=== Listed records ===
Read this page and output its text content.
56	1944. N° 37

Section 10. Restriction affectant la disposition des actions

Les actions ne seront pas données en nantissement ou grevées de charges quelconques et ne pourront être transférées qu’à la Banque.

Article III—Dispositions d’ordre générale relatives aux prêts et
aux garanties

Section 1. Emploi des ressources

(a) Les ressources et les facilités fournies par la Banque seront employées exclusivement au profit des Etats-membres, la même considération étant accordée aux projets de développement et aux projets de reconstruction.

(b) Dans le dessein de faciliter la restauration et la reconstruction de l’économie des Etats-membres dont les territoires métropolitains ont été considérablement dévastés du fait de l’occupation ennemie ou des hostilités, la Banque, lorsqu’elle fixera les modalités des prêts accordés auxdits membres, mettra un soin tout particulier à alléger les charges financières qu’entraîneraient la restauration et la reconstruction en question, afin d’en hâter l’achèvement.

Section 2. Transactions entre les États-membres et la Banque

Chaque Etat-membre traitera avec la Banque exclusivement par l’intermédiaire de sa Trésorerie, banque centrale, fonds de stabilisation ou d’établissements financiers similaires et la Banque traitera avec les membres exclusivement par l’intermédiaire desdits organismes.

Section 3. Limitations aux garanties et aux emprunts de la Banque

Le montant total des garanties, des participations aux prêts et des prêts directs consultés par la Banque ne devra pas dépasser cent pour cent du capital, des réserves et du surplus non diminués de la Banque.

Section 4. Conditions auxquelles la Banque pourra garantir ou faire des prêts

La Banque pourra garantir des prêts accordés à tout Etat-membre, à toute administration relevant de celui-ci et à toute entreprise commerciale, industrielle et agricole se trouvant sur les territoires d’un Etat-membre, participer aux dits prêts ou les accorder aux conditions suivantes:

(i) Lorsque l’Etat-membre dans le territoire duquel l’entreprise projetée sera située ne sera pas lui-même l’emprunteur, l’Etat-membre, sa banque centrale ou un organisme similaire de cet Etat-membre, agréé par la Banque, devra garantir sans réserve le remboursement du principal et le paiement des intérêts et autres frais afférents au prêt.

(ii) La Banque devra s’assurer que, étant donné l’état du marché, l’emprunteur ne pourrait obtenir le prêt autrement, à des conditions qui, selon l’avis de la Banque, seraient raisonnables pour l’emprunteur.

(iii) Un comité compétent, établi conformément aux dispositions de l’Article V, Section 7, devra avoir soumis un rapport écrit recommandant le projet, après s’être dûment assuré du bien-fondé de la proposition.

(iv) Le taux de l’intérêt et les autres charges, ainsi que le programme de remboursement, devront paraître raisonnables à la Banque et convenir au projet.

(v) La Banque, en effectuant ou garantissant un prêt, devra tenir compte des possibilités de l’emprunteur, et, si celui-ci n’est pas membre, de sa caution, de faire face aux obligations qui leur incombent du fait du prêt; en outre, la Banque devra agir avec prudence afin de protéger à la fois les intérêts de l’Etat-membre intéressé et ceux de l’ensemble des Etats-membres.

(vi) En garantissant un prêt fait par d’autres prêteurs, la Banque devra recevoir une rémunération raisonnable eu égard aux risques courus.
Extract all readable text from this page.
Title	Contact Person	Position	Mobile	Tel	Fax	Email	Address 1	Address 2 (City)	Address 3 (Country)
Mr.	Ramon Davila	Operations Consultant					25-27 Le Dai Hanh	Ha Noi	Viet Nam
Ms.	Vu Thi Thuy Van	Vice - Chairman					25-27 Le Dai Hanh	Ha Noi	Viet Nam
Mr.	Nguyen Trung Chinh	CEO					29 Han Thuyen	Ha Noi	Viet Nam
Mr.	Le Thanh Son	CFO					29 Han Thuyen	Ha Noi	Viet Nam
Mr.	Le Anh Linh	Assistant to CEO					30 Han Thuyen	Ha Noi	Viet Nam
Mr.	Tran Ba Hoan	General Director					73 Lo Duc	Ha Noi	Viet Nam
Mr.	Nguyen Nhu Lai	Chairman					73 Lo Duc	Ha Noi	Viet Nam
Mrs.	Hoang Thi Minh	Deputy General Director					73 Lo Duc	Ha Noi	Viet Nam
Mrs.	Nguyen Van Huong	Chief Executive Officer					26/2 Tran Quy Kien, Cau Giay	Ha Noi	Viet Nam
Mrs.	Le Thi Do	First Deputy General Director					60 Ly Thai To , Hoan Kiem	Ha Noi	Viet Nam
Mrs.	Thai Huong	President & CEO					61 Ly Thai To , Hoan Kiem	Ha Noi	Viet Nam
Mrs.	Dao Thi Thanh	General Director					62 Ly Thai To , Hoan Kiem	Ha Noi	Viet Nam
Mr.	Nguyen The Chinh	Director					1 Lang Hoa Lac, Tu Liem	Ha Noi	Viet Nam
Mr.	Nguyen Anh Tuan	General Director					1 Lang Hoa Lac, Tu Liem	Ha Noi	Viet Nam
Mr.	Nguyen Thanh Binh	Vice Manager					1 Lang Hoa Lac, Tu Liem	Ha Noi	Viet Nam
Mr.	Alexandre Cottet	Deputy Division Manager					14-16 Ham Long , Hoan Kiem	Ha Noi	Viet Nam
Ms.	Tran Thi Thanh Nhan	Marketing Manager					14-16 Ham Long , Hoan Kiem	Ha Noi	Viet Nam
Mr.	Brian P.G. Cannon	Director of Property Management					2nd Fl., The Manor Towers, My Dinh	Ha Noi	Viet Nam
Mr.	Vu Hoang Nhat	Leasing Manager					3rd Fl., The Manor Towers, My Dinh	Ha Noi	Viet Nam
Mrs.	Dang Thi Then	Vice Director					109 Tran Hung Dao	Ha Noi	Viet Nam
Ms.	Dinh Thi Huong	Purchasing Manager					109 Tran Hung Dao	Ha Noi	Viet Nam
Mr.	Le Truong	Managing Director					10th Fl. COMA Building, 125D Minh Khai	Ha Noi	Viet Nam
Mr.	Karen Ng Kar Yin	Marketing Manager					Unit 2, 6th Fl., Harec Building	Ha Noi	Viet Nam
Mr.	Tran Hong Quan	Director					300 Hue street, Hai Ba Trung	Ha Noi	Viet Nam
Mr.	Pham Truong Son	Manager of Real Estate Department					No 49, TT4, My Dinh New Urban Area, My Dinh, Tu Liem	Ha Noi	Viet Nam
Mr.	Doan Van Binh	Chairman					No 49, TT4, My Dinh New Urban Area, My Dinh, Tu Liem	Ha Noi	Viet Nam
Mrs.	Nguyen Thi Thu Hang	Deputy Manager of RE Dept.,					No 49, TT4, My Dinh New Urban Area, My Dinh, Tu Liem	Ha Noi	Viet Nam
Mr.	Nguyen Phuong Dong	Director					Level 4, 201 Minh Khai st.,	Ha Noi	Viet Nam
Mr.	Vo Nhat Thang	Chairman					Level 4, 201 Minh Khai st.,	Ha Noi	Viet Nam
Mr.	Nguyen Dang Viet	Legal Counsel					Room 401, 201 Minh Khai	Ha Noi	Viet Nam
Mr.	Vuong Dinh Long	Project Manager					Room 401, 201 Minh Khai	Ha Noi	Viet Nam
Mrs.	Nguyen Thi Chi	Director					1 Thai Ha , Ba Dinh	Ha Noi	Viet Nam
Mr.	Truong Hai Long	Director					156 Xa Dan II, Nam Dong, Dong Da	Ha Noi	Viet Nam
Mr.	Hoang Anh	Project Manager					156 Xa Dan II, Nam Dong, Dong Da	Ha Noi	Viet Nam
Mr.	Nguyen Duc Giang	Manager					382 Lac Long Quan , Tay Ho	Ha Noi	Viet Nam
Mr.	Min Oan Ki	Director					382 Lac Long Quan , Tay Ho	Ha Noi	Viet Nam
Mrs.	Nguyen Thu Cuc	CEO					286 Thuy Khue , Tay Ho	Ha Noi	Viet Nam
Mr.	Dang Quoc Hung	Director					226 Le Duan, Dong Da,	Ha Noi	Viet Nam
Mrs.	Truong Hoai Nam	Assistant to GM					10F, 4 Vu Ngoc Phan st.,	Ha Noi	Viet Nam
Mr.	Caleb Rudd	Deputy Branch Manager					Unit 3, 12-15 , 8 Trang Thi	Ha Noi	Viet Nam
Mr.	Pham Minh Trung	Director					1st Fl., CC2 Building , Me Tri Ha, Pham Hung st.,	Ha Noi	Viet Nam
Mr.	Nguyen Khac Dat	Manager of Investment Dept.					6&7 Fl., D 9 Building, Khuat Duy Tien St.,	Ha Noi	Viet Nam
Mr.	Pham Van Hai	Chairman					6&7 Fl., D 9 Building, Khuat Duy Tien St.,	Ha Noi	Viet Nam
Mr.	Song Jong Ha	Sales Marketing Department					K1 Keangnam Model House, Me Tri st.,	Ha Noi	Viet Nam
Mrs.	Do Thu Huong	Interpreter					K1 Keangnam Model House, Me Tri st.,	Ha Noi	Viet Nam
===
**Stated goal:**
Find every line with the word "this" and state how many there are, with no other words.

**The output:**
2